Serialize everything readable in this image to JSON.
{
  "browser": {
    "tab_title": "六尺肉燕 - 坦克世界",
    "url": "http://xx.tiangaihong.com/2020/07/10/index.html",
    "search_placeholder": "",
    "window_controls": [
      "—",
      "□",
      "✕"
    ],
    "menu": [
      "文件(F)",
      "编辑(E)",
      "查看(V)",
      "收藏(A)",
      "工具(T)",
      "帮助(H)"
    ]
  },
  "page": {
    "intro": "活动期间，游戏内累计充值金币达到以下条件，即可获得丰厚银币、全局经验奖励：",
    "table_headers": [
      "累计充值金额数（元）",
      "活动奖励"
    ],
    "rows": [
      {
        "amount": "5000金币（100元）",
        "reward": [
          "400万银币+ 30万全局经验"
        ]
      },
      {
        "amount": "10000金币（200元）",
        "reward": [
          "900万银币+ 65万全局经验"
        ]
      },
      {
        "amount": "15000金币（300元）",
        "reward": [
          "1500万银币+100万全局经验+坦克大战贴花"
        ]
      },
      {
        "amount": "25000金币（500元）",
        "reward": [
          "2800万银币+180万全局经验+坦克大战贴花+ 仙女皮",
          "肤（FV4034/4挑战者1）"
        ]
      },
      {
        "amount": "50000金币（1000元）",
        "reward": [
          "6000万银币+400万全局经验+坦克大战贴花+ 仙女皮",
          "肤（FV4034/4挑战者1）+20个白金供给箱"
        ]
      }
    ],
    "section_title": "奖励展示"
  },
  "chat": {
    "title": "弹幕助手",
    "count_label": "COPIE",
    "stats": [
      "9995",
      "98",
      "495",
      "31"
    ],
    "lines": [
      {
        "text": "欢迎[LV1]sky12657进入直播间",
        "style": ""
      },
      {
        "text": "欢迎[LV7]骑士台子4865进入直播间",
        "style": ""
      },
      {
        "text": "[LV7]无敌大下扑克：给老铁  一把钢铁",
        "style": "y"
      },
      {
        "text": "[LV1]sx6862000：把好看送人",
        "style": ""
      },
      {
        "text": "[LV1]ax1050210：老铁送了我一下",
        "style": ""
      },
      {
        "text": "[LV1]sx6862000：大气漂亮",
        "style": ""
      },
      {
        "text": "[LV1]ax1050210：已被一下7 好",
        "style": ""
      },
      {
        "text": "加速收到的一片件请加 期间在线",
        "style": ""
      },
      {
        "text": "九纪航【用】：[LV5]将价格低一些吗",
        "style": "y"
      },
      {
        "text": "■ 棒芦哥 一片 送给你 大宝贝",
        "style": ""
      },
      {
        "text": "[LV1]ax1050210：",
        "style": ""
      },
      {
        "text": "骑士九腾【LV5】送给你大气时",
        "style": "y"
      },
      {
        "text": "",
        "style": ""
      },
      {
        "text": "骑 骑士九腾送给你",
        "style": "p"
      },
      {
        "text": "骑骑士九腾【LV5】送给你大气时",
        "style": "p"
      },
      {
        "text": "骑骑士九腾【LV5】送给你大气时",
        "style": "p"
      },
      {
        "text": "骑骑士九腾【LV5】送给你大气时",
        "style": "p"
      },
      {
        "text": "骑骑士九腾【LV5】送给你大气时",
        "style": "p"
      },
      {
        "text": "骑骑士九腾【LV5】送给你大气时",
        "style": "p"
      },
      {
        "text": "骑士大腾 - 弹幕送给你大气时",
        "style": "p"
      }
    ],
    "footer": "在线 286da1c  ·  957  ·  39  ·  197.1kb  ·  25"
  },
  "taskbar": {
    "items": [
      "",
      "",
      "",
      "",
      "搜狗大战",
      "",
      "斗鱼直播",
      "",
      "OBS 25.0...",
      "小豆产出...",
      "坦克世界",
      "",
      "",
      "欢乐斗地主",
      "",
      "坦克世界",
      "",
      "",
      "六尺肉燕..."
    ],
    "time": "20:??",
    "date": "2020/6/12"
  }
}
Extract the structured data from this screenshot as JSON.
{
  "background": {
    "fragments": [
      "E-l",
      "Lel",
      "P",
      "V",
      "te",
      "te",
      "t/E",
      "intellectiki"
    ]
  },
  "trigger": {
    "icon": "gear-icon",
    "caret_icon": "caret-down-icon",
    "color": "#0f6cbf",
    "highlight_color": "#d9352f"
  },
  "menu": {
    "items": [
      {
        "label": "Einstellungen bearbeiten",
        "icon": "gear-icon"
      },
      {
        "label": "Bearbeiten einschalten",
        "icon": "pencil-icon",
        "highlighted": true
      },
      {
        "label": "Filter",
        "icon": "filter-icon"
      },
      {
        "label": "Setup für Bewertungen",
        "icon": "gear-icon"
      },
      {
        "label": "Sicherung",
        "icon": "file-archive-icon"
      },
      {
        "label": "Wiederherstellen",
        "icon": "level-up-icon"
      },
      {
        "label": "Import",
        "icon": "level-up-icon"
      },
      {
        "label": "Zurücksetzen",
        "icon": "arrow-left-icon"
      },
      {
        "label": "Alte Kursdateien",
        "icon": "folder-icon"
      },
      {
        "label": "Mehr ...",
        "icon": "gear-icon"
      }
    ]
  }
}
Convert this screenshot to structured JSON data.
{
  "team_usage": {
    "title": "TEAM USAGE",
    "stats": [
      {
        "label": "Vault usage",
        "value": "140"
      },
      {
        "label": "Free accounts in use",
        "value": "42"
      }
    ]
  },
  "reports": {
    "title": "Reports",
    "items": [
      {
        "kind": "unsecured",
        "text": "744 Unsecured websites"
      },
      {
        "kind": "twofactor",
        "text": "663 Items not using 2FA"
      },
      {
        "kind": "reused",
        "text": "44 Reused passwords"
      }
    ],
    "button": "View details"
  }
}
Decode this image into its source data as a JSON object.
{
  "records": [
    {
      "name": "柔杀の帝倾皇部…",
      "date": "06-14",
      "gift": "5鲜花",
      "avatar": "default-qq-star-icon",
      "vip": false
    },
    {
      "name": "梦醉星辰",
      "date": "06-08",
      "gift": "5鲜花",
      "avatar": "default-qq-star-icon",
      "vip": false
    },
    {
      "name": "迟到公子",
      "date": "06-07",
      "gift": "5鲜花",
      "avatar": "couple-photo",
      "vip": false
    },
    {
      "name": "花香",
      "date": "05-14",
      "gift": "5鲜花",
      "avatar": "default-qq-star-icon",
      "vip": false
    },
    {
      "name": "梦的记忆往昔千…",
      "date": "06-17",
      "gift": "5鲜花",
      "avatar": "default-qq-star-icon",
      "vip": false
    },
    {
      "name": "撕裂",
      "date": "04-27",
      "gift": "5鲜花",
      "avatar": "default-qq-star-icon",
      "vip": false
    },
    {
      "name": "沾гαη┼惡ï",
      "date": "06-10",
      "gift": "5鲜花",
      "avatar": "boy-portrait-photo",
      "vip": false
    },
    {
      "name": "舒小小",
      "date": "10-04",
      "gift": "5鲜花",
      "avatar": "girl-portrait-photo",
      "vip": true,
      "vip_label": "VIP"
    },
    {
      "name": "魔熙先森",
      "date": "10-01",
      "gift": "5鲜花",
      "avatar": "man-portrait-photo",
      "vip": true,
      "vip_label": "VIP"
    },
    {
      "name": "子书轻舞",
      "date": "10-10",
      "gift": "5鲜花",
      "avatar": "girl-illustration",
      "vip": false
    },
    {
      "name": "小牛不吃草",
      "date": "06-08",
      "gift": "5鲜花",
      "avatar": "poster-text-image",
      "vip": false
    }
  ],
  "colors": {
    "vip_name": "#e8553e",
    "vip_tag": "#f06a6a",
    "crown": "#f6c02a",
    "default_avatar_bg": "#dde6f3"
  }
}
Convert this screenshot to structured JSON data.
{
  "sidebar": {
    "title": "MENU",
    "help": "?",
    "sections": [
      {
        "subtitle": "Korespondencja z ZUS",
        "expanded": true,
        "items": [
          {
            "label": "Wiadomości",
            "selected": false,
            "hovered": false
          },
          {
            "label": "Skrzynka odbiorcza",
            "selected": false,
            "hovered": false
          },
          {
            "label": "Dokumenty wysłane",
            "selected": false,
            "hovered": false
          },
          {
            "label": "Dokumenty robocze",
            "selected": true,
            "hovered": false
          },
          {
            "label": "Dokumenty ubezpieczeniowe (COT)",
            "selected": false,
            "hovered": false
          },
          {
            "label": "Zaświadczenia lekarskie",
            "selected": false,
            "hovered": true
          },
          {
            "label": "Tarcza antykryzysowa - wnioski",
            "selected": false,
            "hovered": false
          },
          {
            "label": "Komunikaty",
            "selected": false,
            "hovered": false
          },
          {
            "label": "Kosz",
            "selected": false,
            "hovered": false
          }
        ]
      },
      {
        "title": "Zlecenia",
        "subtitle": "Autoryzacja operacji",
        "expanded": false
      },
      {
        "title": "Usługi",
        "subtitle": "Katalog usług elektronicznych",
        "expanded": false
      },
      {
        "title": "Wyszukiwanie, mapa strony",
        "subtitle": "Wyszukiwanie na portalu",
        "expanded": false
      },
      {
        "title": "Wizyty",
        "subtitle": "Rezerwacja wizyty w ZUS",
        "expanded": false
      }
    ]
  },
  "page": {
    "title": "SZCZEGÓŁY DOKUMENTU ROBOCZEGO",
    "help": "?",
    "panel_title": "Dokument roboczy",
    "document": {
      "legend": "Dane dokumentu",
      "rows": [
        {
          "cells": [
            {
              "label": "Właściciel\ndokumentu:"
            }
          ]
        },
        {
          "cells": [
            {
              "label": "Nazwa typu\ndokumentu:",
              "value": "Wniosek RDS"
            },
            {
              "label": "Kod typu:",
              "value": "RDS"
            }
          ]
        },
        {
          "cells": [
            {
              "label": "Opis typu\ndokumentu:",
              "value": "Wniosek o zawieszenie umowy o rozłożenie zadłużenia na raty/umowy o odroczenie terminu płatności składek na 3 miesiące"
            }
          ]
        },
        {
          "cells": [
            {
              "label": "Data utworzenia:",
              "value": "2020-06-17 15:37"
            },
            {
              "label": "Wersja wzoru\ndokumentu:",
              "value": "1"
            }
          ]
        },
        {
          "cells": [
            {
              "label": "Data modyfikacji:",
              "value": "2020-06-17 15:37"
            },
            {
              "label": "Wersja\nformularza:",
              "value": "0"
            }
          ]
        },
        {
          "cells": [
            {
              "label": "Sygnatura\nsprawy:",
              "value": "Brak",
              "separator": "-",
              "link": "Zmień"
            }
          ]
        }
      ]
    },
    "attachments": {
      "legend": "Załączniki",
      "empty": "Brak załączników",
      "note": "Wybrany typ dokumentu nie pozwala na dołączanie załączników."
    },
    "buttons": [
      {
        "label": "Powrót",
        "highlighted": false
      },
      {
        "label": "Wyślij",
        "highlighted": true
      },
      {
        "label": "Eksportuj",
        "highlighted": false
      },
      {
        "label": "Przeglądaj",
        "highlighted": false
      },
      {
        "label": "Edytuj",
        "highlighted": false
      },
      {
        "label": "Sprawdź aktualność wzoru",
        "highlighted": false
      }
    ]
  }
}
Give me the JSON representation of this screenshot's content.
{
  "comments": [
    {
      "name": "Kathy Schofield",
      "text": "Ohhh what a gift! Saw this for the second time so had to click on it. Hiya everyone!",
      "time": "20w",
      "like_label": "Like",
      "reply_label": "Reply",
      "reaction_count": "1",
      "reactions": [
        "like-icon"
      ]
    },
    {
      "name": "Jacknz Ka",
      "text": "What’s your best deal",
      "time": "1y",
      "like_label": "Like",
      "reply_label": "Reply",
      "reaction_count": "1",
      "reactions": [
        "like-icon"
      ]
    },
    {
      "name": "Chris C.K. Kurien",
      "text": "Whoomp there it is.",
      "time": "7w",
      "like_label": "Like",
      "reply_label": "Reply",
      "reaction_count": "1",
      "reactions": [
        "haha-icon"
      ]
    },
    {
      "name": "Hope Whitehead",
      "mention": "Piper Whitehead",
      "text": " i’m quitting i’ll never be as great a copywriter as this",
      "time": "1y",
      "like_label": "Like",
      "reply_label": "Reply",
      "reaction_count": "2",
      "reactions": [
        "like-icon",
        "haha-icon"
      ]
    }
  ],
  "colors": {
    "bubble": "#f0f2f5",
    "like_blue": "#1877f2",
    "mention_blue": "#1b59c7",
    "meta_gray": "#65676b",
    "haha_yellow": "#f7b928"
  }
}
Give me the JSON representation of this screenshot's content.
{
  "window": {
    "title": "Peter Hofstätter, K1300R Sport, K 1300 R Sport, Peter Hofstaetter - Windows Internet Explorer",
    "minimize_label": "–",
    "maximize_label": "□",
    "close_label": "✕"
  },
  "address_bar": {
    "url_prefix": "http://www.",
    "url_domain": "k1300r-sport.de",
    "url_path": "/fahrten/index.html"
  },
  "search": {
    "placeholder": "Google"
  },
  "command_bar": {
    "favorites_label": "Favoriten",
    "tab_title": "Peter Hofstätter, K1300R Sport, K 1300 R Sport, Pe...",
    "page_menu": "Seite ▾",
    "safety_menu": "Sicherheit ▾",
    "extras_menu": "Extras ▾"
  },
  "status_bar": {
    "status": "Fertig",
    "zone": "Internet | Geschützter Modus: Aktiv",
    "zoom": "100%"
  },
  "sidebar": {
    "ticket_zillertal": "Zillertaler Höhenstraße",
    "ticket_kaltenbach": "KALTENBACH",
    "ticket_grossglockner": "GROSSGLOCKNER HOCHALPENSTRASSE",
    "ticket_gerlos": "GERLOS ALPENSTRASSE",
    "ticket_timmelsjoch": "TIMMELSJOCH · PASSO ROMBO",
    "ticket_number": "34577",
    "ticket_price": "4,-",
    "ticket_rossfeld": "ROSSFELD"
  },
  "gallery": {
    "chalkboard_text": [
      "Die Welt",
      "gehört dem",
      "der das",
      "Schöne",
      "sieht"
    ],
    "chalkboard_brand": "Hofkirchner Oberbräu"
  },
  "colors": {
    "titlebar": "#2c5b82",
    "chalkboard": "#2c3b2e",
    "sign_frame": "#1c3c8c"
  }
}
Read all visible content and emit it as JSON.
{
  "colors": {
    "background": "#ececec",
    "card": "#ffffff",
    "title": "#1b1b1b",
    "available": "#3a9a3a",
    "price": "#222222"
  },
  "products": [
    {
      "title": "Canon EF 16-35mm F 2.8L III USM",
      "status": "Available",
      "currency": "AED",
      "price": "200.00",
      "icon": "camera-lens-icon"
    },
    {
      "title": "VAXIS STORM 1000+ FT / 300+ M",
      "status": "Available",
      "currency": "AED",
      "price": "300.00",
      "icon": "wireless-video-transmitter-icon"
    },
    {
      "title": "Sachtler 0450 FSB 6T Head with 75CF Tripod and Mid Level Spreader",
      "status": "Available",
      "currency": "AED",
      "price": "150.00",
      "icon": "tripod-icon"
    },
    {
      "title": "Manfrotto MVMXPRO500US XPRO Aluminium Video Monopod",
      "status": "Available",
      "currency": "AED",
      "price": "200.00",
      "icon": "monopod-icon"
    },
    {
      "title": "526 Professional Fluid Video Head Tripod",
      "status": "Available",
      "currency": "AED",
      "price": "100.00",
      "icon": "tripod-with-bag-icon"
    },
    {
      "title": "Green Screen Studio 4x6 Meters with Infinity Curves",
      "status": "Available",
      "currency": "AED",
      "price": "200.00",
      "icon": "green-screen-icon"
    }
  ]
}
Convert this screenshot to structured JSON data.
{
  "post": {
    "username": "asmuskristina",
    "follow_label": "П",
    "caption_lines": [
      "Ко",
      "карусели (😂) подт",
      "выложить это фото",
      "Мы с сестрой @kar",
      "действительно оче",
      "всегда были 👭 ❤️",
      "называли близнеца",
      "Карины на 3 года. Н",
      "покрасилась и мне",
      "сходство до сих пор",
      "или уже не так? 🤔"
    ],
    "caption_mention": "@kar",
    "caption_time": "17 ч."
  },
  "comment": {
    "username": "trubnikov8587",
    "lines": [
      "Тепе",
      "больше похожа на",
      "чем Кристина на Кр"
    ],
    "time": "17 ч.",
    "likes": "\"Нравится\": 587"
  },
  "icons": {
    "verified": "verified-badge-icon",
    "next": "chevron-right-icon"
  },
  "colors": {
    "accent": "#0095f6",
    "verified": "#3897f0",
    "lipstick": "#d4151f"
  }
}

----

Given task
In the records above, find each line with the word "subtitle" and copy it.

Answer to this problem
        "subtitle": "Korespondencja z ZUS",
        "subtitle": "Autoryzacja operacji",
        "subtitle": "Katalog usług elektronicznych",
        "subtitle": "Wyszukiwanie na portalu",
        "subtitle": "Rezerwacja wizyty w ZUS",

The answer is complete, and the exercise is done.